# WORK TO DO
Reproduce verbatim the stretch of the material from its first line through the line containing "Point: [212, 442, 235, 457]", including both of those lines.

__________

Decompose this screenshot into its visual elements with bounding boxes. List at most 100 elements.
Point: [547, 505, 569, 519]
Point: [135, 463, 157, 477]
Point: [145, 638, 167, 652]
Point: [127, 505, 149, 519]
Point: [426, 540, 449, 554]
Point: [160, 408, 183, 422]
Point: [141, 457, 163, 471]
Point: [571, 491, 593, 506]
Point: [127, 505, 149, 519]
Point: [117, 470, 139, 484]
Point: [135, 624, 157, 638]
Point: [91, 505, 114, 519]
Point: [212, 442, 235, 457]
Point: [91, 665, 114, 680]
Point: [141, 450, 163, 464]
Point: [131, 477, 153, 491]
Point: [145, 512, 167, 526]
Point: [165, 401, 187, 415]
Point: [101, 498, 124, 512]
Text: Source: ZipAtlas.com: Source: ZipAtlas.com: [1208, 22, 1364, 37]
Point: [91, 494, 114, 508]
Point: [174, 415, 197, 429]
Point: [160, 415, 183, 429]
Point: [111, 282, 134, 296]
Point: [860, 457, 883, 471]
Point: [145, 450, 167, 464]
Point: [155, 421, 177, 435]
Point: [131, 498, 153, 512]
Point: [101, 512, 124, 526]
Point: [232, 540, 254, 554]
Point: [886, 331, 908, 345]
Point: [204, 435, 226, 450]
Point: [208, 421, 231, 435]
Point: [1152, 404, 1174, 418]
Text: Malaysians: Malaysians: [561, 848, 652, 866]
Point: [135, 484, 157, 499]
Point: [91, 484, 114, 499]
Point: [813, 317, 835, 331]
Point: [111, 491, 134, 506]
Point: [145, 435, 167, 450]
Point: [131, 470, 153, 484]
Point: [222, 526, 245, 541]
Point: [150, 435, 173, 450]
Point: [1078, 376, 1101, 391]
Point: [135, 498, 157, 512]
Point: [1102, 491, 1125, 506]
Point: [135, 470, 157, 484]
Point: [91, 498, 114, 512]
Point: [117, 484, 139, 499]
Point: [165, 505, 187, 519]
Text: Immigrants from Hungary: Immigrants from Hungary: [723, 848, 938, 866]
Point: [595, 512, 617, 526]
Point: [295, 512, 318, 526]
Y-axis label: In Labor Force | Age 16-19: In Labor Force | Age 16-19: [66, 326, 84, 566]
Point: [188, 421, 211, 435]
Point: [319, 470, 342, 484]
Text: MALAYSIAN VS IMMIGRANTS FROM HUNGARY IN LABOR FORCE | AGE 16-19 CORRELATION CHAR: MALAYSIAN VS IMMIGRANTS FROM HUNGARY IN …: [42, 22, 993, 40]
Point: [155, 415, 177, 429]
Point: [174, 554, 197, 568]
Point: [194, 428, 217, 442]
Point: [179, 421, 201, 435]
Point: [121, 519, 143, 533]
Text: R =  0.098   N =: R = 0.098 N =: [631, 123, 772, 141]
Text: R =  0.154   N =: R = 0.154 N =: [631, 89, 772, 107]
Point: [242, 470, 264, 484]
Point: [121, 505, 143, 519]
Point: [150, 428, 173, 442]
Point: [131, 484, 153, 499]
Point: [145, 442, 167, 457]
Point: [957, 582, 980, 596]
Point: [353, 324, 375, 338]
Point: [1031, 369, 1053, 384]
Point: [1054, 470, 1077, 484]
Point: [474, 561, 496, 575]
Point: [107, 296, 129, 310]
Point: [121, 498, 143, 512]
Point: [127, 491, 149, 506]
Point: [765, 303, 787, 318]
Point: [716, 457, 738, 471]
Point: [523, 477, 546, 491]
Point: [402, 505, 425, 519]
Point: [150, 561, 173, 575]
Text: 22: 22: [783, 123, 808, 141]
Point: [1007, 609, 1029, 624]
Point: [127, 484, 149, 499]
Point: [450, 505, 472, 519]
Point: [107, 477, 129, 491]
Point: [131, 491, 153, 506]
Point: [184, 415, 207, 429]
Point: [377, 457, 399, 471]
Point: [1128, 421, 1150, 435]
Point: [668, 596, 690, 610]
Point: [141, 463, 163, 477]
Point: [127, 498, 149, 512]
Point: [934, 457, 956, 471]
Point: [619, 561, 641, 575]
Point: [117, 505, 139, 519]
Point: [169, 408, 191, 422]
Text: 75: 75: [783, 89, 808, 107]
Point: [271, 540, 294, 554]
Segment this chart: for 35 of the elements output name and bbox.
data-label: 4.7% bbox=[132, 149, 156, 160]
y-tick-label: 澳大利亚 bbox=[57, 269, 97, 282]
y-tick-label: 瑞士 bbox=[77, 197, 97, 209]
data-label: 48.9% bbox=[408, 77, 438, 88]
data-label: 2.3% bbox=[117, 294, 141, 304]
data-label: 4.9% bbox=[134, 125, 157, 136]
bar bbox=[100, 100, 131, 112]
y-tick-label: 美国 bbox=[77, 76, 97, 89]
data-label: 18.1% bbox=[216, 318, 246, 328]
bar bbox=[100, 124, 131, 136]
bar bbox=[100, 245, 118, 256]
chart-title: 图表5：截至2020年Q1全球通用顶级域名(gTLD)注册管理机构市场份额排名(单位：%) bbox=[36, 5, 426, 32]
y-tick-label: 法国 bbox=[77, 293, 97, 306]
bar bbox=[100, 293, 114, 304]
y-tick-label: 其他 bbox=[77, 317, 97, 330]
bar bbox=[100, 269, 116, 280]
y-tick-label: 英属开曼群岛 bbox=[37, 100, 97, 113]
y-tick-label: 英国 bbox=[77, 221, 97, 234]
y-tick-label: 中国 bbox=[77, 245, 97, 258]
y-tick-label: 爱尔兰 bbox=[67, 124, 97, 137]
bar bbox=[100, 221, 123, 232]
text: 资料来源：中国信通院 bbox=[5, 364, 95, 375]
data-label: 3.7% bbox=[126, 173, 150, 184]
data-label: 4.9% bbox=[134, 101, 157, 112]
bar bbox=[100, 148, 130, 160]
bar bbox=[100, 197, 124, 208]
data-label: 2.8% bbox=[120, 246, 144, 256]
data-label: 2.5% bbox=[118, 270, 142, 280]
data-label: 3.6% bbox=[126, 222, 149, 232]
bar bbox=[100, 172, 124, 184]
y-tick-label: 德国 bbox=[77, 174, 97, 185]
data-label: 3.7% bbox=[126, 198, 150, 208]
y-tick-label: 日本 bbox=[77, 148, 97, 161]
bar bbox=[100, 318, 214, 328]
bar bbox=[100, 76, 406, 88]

__________

# ANSWER TO THIS PROBLEM
Decompose this screenshot into its visual elements with bounding boxes. List at most 100 elements.
Point: [547, 505, 569, 519]
Point: [135, 463, 157, 477]
Point: [145, 638, 167, 652]
Point: [127, 505, 149, 519]
Point: [426, 540, 449, 554]
Point: [160, 408, 183, 422]
Point: [141, 457, 163, 471]
Point: [571, 491, 593, 506]
Point: [127, 505, 149, 519]
Point: [117, 470, 139, 484]
Point: [135, 624, 157, 638]
Point: [91, 505, 114, 519]
Point: [212, 442, 235, 457]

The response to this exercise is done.